Records from a data source:
------------------------------------------------------------------------
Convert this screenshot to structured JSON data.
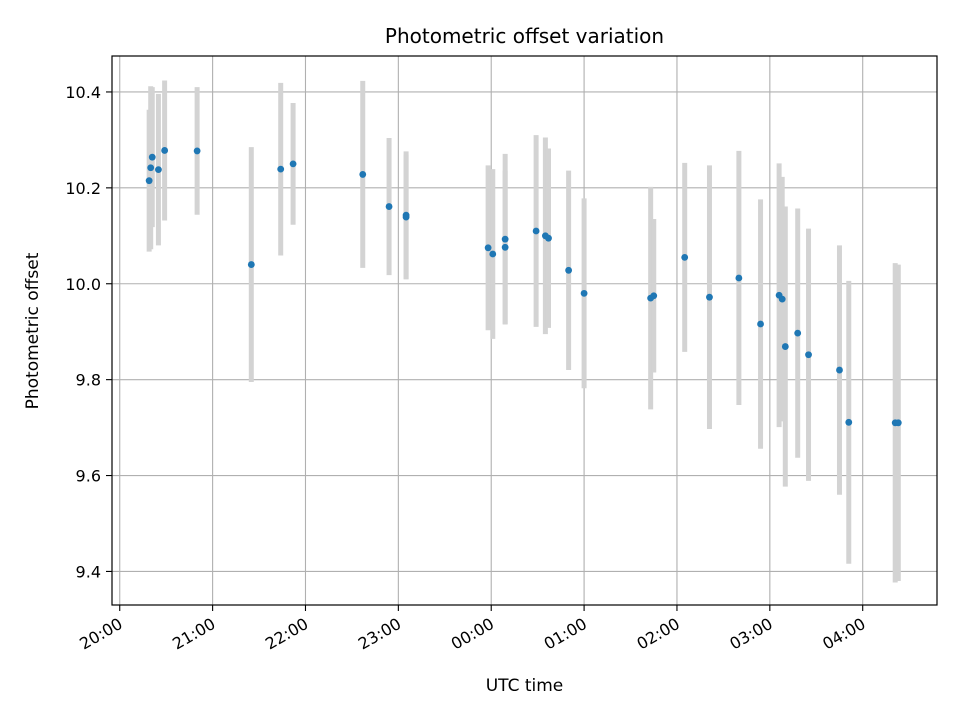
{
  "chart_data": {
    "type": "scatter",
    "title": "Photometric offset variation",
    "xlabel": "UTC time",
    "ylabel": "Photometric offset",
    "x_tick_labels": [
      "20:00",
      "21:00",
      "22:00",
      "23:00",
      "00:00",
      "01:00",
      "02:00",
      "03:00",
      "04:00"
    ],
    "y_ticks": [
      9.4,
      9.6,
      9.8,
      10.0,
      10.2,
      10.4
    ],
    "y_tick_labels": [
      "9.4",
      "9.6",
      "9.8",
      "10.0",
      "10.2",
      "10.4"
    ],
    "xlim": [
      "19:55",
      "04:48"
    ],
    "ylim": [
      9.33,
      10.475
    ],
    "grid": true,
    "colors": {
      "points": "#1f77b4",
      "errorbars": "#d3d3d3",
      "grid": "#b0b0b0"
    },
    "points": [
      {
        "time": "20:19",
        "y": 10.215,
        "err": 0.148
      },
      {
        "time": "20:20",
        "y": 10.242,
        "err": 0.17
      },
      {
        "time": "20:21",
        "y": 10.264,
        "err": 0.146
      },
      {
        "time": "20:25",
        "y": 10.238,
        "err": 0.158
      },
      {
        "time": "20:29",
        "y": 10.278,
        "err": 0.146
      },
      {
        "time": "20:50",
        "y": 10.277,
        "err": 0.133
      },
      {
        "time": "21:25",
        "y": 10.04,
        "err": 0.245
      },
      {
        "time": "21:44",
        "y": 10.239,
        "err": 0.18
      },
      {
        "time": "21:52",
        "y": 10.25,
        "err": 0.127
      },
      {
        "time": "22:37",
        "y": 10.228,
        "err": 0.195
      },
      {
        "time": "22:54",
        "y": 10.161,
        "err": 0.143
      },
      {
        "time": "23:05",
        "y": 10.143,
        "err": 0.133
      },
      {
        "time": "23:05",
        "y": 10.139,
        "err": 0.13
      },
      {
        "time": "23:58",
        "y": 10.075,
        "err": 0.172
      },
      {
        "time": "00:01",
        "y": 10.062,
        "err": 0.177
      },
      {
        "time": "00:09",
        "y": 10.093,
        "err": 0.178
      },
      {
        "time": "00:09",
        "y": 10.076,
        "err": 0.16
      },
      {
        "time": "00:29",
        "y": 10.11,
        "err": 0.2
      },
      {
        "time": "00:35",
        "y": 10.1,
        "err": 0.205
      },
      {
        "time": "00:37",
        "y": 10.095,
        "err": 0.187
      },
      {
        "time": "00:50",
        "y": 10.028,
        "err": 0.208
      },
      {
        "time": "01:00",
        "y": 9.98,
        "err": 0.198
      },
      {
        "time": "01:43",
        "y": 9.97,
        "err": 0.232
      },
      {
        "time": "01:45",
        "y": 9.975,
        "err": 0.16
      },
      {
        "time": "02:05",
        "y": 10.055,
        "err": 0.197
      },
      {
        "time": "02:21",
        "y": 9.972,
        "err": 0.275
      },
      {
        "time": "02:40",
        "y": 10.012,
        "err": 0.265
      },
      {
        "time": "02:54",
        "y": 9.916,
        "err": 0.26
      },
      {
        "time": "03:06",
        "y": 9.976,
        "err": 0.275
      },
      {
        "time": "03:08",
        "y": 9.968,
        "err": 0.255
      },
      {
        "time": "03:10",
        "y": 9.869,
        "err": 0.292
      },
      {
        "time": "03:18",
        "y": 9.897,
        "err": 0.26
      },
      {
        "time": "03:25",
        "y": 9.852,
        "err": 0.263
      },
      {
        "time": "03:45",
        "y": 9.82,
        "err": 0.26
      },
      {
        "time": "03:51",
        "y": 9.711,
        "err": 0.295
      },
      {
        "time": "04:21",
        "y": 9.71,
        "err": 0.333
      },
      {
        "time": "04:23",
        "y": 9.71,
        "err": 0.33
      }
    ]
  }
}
------------------------------------------------------------------------
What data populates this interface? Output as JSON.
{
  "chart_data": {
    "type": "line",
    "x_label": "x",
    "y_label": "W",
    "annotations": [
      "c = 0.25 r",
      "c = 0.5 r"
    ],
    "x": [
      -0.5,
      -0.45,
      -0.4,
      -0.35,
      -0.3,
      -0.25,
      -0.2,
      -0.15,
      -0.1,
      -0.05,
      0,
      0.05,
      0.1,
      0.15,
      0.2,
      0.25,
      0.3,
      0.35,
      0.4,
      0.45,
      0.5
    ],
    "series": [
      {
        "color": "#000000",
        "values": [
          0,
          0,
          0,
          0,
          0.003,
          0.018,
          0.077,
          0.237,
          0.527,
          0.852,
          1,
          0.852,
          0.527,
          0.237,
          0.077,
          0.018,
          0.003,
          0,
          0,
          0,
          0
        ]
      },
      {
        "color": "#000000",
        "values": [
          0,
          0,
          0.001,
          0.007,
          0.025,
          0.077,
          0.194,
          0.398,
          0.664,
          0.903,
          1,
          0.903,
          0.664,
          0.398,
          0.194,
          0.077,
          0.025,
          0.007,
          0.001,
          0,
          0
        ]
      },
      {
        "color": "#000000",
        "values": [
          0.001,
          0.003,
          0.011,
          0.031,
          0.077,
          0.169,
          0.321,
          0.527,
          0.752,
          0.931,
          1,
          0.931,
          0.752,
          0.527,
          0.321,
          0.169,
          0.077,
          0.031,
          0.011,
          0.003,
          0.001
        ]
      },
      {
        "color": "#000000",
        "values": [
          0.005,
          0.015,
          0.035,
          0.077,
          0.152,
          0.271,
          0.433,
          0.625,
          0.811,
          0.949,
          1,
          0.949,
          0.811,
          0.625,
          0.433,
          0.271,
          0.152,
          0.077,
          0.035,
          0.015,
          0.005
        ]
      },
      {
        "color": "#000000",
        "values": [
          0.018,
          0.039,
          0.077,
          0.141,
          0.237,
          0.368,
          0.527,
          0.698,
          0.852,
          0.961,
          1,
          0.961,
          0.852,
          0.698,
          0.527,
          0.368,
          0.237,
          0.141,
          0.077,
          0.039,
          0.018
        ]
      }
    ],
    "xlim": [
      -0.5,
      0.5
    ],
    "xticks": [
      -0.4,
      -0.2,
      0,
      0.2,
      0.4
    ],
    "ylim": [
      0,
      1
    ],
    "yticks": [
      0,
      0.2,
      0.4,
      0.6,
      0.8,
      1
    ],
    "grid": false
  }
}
------------------------------------------------------------------------
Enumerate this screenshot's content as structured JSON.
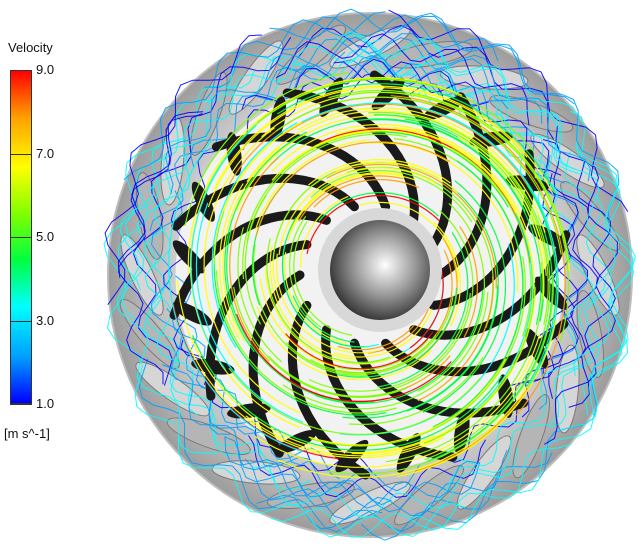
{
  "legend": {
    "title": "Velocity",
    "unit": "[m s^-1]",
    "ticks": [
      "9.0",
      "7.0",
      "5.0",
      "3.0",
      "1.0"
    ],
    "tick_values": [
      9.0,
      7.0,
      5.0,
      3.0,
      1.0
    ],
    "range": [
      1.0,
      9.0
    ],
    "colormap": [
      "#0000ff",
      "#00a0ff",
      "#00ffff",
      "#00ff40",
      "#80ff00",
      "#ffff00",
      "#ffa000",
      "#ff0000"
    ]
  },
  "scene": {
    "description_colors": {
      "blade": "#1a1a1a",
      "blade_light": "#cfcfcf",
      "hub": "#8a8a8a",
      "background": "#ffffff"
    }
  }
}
------------------------------------------------------------------------
Work to be completed: Count the lines of the data that contain the string "JSON", and reply with that number alone.

Result below: 3